◆ **YOUR INSTRUCTIONS**: Return the material exactly as supplied, apart from the pictures, which are omitted.

◆ **INPUT MATERIAL**:
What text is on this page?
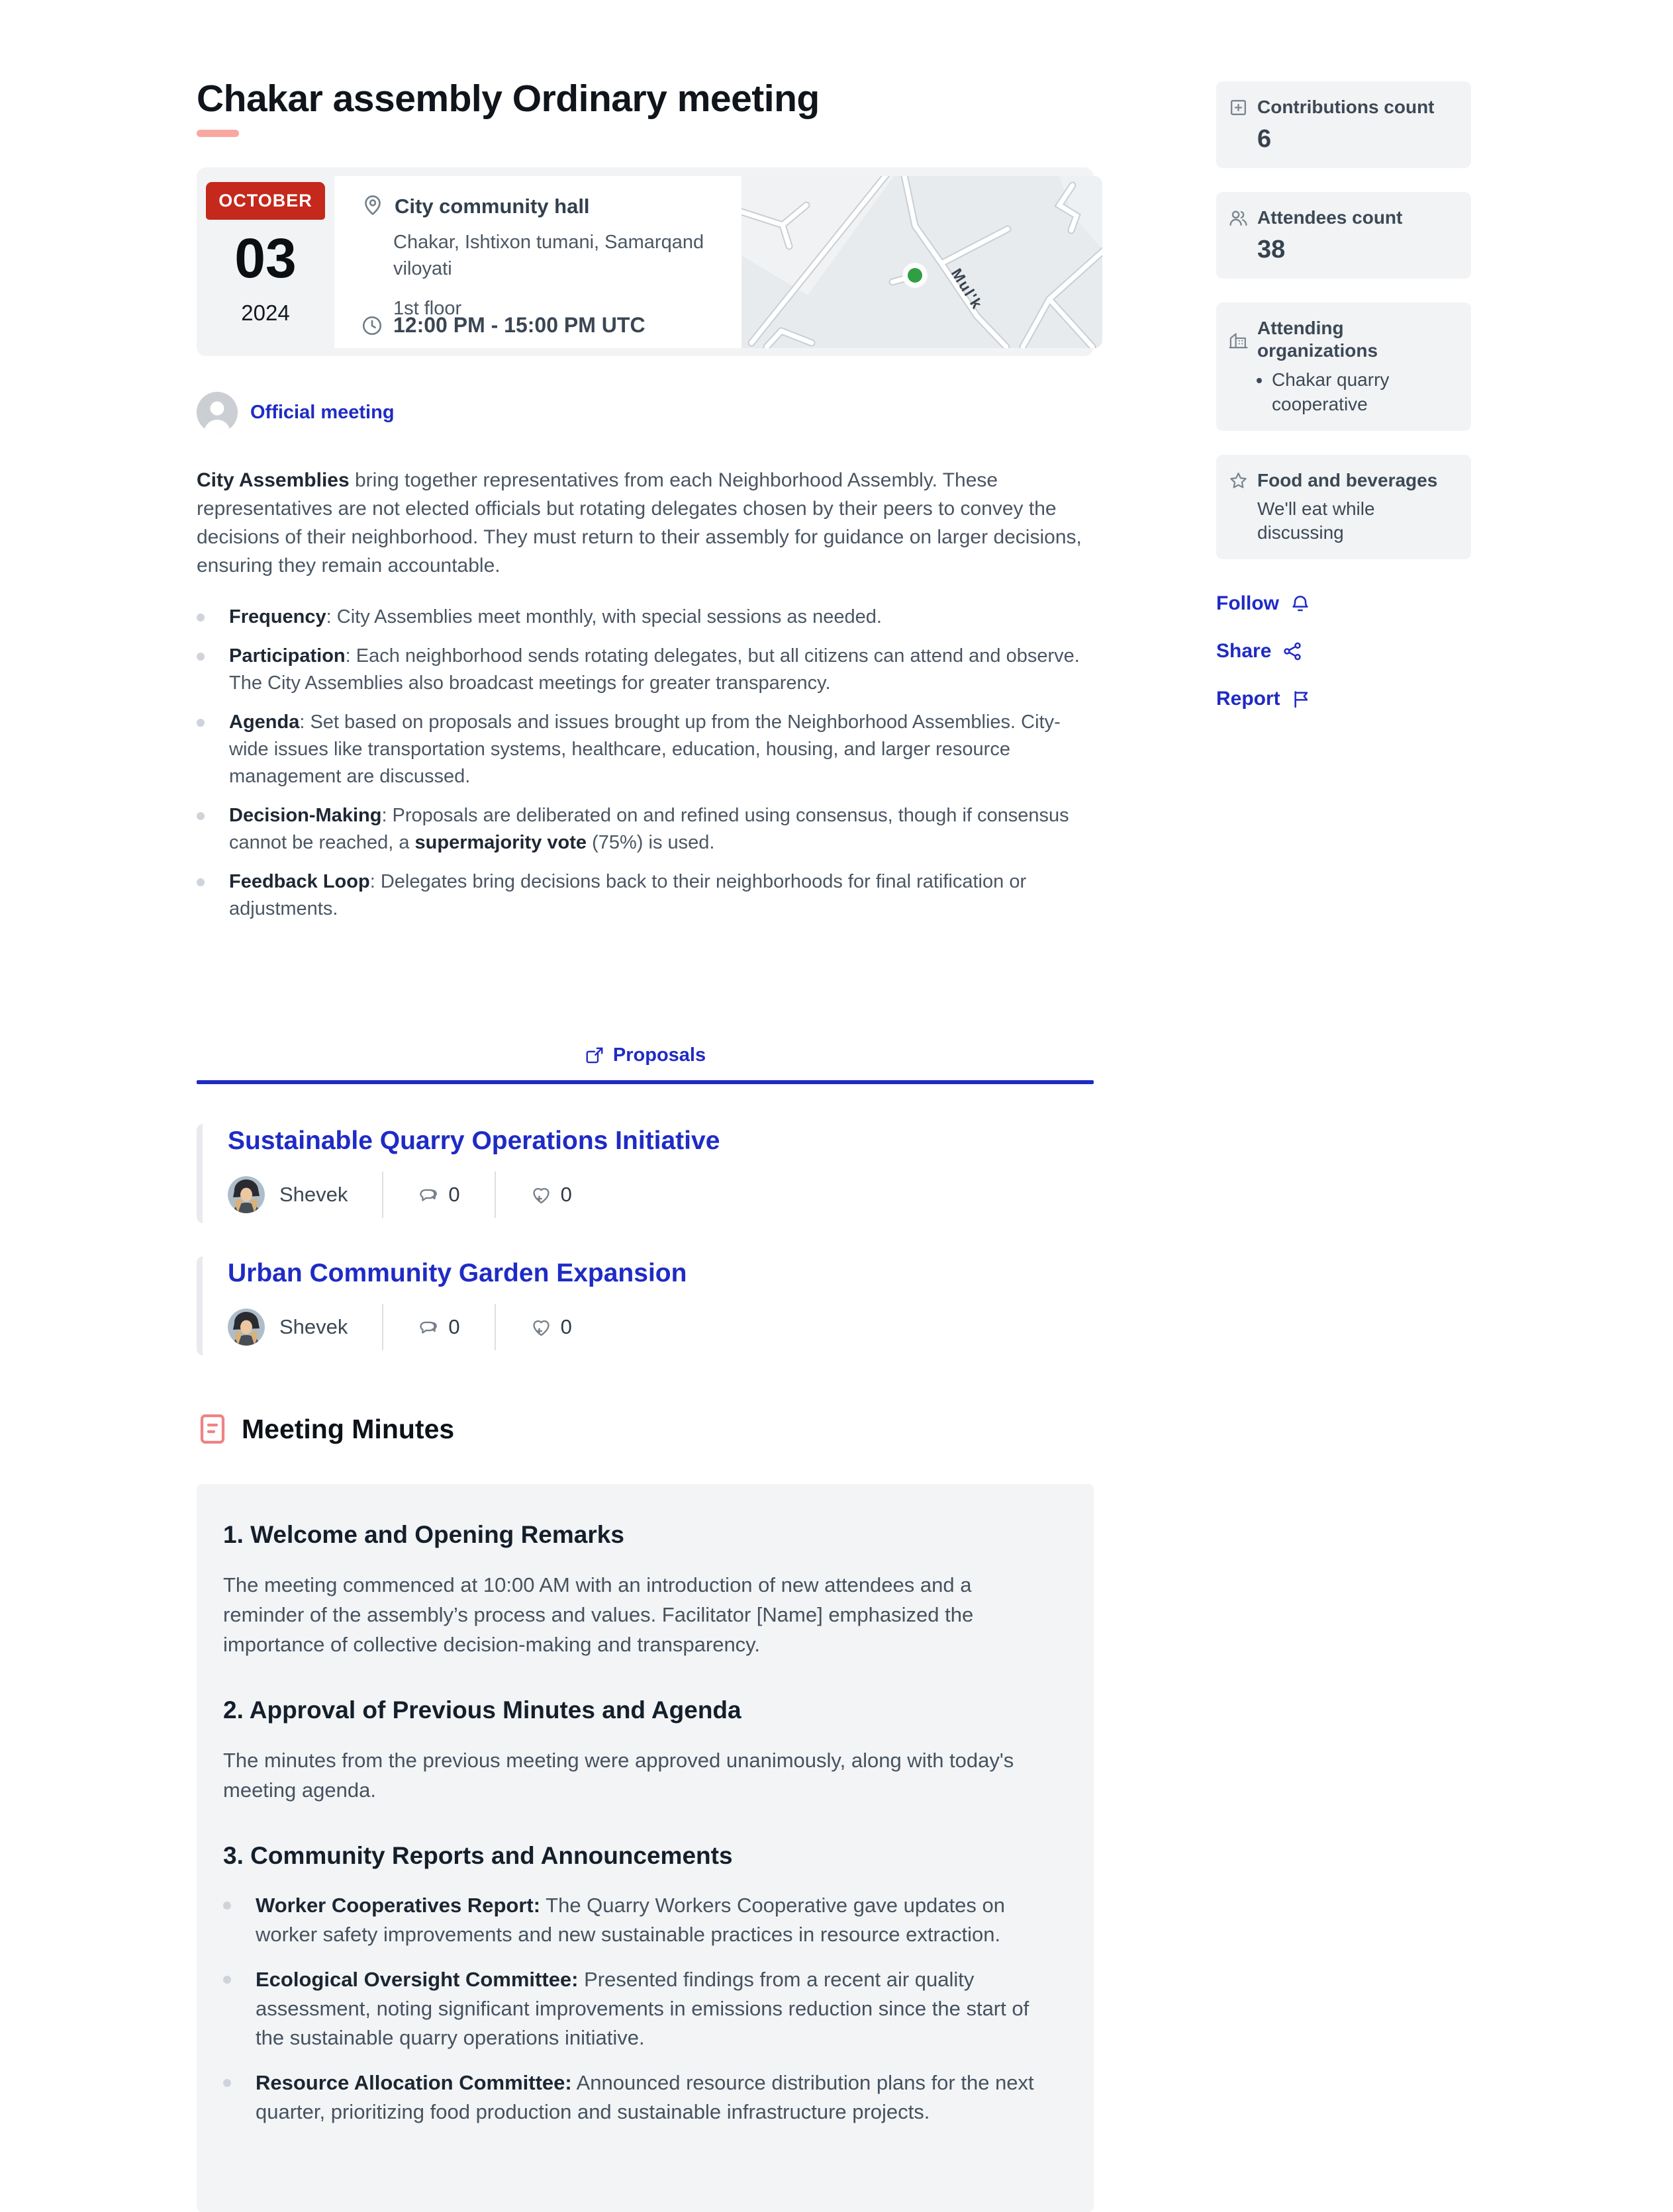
Chakar assembly Ordinary meeting
OCTOBER
03
2024
City community hall
Chakar, Ishtixon tumani, Samarqand viloyati
1st floor
12:00 PM - 15:00 PM UTC
Mul'k
Official meeting

City Assemblies bring together representatives from each Neighborhood Assembly. These representatives are not elected officials but rotating delegates chosen by their peers to convey the decisions of their neighborhood. They must return to their assembly for guidance on larger decisions, ensuring they remain accountable.

Frequency: City Assemblies meet monthly, with special sessions as needed.
Participation: Each neighborhood sends rotating delegates, but all citizens can attend and observe. The City Assemblies also broadcast meetings for greater transparency.
Agenda: Set based on proposals and issues brought up from the Neighborhood Assemblies. City-wide issues like transportation systems, healthcare, education, housing, and larger resource management are discussed.
Decision-Making: Proposals are deliberated on and refined using consensus, though if consensus cannot be reached, a supermajority vote (75%) is used.
Feedback Loop: Delegates bring decisions back to their neighborhoods for final ratification or adjustments.
Proposals
Sustainable Quarry Operations Initiative
Shevek	0	0
Urban Community Garden Expansion
Shevek	0	0
Meeting Minutes
1. Welcome and Opening Remarks

The meeting commenced at 10:00 AM with an introduction of new attendees and a reminder of the assembly’s process and values. Facilitator [Name] emphasized the importance of collective decision-making and transparency.

2. Approval of Previous Minutes and Agenda

The minutes from the previous meeting were approved unanimously, along with today's meeting agenda.

3. Community Reports and Announcements
Worker Cooperatives Report: The Quarry Workers Cooperative gave updates on worker safety improvements and new sustainable practices in resource extraction.
Ecological Oversight Committee: Presented findings from a recent air quality assessment, noting significant improvements in emissions reduction since the start of the sustainable quarry operations initiative.
Resource Allocation Committee: Announced resource distribution plans for the next quarter, prioritizing food production and sustainable infrastructure projects.
Contributions count
6
Attendees count
38
Attending organizations
• Chakar quarry cooperative
Food and beverages
We'll eat while discussing
Follow
Share
Report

◆ **ANSWER FOR THIS EXERCISE**:
What text is on this page?
Chakar assembly Ordinary meeting
OCTOBER
03
2024
City community hall
Chakar, Ishtixon tumani, Samarqand viloyati
1st floor
12:00 PM - 15:00 PM UTC
Mul'k
Official meeting

City Assemblies bring together representatives from each Neighborhood Assembly. These representatives are not elected officials but rotating delegates chosen by their peers to convey the decisions of their neighborhood. They must return to their assembly for guidance on larger decisions, ensuring they remain accountable.

Frequency: City Assemblies meet monthly, with special sessions as needed.
Participation: Each neighborhood sends rotating delegates, but all citizens can attend and observe. The City Assemblies also broadcast meetings for greater transparency.
Agenda: Set based on proposals and issues brought up from the Neighborhood Assemblies. City-wide issues like transportation systems, healthcare, education, housing, and larger resource management are discussed.
Decision-Making: Proposals are deliberated on and refined using consensus, though if consensus cannot be reached, a supermajority vote (75%) is used.
Feedback Loop: Delegates bring decisions back to their neighborhoods for final ratification or adjustments.
Proposals
Sustainable Quarry Operations Initiative
Shevek	0	0
Urban Community Garden Expansion
Shevek	0	0
Meeting Minutes
1. Welcome and Opening Remarks

The meeting commenced at 10:00 AM with an introduction of new attendees and a reminder of the assembly’s process and values. Facilitator [Name] emphasized the importance of collective decision-making and transparency.

2. Approval of Previous Minutes and Agenda

The minutes from the previous meeting were approved unanimously, along with today's meeting agenda.

3. Community Reports and Announcements
Worker Cooperatives Report: The Quarry Workers Cooperative gave updates on worker safety improvements and new sustainable practices in resource extraction.
Ecological Oversight Committee: Presented findings from a recent air quality assessment, noting significant improvements in emissions reduction since the start of the sustainable quarry operations initiative.
Resource Allocation Committee: Announced resource distribution plans for the next quarter, prioritizing food production and sustainable infrastructure projects.
Contributions count
6
Attendees count
38
Attending organizations
• Chakar quarry cooperative
Food and beverages
We'll eat while discussing
Follow
Share
Report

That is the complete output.